▶ Problem to solve: Every line below that mentions the word "name" should be copied out.

....

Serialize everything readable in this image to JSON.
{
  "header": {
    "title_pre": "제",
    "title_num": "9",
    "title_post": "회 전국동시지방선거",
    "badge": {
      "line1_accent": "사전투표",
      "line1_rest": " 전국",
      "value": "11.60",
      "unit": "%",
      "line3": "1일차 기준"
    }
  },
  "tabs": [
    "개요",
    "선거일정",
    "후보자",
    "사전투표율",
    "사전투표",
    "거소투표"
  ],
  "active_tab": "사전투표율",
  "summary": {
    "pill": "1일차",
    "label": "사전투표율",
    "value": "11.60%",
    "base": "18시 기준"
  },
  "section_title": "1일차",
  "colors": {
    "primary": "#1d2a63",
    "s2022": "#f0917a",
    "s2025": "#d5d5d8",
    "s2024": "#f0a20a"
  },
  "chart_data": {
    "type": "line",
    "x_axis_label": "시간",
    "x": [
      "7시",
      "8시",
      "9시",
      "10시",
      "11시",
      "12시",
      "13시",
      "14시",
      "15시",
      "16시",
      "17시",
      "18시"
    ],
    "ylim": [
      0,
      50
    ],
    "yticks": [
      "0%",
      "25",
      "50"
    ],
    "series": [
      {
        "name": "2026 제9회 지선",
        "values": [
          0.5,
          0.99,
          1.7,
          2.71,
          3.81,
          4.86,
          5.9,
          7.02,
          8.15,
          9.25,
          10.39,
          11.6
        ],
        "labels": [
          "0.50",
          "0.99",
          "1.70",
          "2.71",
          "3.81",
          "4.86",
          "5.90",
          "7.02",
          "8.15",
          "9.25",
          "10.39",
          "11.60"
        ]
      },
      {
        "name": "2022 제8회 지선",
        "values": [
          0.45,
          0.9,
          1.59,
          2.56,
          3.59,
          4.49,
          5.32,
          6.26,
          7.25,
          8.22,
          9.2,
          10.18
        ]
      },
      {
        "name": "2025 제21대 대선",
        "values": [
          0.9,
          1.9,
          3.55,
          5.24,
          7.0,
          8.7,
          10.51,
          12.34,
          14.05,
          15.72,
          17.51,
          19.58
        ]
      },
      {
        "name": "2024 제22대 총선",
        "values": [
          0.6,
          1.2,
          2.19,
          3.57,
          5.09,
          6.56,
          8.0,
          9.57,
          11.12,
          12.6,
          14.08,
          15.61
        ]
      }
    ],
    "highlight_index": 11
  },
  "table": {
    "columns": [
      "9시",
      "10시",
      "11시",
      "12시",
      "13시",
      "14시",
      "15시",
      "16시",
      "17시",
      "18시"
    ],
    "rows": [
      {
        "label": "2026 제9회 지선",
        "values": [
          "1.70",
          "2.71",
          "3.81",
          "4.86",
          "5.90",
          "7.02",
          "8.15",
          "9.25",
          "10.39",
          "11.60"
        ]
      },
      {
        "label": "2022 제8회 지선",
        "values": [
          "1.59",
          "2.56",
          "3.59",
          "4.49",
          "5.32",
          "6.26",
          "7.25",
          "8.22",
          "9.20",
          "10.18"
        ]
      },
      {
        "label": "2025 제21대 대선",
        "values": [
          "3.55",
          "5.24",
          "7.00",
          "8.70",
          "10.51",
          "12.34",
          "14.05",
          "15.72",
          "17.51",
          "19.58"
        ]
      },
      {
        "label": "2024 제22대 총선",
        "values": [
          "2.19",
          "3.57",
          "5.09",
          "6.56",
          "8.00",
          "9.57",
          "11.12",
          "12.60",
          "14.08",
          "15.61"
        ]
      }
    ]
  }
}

....

▶ Solution to the exercise:
        "name": "2026 제9회 지선",
        "name": "2022 제8회 지선",
        "name": "2025 제21대 대선",
        "name": "2024 제22대 총선",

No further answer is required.